- [Aim of the task] Sort through the entries below and pull out lines containing the word "Aholi".

(Records from a data collection)
>>>
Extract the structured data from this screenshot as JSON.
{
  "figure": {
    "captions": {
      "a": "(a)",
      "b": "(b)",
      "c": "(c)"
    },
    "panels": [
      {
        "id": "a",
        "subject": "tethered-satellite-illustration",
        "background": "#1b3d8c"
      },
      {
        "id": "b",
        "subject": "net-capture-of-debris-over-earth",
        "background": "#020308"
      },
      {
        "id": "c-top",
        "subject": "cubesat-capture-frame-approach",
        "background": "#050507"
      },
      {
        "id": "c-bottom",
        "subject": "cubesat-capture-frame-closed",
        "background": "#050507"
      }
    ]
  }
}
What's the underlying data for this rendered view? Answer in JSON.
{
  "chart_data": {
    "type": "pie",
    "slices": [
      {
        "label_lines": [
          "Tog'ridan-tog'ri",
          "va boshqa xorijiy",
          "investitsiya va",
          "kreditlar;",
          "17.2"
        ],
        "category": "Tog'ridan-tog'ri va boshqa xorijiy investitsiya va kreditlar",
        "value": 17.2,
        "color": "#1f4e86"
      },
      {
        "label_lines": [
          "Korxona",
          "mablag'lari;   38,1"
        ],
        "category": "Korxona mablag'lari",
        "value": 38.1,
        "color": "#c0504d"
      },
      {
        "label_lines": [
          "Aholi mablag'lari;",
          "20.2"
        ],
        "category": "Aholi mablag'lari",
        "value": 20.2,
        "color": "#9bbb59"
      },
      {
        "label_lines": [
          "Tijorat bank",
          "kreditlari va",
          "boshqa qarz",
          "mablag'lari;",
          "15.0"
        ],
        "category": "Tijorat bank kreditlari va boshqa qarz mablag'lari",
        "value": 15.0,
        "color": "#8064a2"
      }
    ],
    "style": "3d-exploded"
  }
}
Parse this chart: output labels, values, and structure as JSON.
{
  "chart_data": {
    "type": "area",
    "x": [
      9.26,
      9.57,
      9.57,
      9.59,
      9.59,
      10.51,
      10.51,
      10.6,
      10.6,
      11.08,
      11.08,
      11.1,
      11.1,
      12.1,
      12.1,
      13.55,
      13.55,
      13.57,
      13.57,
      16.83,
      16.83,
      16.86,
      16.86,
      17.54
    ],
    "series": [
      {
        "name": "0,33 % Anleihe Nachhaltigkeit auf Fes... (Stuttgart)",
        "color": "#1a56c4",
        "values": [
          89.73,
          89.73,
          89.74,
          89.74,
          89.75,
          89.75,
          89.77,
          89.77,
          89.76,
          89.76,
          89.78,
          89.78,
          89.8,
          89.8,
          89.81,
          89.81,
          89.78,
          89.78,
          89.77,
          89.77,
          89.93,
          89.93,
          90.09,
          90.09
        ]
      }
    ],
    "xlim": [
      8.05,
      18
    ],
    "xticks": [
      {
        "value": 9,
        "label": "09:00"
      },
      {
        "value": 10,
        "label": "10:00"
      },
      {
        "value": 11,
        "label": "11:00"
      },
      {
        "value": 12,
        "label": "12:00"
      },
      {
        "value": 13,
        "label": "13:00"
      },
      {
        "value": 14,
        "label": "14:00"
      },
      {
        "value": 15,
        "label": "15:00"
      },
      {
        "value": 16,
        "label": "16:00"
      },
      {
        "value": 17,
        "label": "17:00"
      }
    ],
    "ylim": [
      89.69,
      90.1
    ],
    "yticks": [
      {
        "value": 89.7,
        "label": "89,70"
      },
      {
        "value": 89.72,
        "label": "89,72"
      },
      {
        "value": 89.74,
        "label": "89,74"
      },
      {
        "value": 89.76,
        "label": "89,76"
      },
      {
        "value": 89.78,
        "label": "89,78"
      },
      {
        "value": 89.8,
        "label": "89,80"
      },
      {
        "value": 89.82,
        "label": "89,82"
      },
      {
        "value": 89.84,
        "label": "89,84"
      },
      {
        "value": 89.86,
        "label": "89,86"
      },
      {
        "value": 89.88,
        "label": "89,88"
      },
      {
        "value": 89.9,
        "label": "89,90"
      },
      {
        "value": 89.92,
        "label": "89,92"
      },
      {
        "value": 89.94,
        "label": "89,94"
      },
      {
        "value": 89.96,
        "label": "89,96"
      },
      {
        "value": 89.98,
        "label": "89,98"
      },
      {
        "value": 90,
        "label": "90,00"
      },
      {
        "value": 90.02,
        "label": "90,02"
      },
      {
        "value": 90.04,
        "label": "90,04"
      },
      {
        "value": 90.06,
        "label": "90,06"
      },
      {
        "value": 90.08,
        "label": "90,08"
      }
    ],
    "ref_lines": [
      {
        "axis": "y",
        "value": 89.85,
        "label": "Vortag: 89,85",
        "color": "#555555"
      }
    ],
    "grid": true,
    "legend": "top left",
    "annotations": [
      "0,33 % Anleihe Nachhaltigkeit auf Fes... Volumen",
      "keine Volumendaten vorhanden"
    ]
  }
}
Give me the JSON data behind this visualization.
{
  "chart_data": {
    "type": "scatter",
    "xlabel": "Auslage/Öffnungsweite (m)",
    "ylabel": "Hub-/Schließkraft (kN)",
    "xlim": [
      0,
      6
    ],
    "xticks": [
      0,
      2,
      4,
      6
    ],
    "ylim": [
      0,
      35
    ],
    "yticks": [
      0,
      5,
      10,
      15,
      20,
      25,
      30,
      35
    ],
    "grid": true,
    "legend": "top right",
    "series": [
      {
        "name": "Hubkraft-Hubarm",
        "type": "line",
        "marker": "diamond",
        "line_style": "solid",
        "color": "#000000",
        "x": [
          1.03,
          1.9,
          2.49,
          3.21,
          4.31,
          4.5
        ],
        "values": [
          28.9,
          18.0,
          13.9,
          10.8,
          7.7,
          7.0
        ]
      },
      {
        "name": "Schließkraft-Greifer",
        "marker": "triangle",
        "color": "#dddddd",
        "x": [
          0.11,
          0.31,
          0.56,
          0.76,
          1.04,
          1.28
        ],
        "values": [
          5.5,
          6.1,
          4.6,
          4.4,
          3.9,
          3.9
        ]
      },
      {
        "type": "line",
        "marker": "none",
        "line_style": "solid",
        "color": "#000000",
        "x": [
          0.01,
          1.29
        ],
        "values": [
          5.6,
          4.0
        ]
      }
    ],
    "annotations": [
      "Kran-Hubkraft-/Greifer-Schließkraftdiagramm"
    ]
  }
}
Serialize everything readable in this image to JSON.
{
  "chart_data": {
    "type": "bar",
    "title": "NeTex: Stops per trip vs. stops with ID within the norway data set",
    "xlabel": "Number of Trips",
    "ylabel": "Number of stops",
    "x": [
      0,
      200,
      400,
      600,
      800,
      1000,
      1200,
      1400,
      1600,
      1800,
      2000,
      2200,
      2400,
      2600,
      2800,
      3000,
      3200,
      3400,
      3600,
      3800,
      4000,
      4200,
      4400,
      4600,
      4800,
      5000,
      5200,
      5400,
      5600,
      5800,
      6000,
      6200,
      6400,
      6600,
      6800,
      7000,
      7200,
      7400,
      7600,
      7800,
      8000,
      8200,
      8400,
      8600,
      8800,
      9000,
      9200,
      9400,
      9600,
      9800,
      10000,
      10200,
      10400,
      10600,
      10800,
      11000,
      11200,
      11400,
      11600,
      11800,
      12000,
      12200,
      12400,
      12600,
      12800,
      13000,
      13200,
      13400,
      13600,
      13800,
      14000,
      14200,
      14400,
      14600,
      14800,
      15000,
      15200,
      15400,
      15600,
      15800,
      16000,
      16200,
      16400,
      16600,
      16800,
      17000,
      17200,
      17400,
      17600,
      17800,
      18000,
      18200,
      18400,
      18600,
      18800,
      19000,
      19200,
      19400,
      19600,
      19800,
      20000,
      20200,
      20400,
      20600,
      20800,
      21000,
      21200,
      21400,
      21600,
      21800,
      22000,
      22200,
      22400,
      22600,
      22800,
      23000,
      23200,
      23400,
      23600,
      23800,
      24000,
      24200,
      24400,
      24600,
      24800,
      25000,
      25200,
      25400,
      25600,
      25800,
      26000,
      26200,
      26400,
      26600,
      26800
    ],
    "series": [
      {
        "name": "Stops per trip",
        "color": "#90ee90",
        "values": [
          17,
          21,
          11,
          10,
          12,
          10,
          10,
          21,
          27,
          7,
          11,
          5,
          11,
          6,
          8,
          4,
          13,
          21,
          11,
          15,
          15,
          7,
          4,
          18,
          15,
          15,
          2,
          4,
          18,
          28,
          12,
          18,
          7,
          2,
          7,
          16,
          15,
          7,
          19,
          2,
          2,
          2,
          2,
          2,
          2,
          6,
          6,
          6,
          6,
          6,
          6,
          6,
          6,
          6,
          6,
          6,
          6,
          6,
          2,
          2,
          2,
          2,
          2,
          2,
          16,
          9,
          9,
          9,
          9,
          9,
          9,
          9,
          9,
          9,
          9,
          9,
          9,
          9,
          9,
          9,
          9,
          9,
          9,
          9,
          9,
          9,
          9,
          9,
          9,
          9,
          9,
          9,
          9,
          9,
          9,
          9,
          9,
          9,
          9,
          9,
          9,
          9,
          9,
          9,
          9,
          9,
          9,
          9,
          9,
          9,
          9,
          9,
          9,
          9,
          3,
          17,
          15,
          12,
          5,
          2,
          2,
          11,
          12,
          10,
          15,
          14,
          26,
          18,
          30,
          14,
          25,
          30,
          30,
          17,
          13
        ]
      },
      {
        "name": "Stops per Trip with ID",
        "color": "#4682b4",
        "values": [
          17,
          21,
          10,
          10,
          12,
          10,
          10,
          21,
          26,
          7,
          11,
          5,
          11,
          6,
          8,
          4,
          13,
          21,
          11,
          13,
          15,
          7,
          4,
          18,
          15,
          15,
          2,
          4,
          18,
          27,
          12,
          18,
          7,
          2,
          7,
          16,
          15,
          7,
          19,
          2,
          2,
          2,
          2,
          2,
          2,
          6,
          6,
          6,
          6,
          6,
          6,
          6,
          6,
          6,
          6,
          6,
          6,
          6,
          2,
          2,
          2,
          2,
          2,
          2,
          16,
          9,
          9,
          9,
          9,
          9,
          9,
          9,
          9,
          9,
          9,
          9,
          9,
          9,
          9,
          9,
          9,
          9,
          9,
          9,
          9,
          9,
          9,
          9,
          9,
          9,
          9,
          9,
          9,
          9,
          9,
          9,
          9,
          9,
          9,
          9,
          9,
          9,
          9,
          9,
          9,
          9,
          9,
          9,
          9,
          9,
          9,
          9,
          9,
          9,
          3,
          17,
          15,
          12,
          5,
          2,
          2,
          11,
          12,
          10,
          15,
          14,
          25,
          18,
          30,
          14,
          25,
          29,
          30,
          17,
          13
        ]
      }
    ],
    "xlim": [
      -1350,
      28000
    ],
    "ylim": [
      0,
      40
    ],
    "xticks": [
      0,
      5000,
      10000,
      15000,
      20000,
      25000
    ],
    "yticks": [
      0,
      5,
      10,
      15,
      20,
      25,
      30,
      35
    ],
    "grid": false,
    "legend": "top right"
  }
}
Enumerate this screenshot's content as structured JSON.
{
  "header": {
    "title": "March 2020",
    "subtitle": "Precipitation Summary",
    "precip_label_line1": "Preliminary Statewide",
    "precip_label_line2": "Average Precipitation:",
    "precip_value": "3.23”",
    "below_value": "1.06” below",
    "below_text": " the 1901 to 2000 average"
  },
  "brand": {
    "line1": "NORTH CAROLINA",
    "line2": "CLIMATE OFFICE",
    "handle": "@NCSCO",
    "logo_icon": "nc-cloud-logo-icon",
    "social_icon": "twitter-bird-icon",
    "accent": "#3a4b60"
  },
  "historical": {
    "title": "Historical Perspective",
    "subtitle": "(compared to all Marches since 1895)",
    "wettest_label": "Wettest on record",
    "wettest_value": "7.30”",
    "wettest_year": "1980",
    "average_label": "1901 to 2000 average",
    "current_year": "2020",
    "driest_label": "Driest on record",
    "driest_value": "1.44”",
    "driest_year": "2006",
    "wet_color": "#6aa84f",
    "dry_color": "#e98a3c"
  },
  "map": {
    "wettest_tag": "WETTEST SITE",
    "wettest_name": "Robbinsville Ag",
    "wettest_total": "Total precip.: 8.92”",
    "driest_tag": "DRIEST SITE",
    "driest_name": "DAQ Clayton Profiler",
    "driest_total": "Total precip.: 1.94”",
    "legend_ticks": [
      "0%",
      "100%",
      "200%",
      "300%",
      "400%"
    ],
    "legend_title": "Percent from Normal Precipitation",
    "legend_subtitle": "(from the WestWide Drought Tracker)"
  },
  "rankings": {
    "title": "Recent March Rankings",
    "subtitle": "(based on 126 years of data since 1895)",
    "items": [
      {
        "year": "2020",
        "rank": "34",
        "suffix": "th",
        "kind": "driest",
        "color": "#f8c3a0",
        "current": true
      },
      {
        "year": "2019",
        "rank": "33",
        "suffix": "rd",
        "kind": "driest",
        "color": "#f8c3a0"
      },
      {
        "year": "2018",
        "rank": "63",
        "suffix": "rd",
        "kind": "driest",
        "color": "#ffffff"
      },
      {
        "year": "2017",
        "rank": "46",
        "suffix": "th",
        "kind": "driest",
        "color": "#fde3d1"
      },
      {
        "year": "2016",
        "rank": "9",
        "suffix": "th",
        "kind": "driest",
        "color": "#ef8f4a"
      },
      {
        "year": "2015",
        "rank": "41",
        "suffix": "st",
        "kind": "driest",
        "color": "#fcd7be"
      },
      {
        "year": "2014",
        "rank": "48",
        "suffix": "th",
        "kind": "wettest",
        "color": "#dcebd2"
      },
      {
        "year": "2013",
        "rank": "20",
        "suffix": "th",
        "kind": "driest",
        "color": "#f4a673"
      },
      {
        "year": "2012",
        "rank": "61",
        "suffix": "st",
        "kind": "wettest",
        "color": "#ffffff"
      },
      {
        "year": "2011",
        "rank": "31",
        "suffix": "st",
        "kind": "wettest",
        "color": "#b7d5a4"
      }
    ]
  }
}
<<<
- [The answer]
          "Aholi mablag'lari;",
        "category": "Aholi mablag'lari",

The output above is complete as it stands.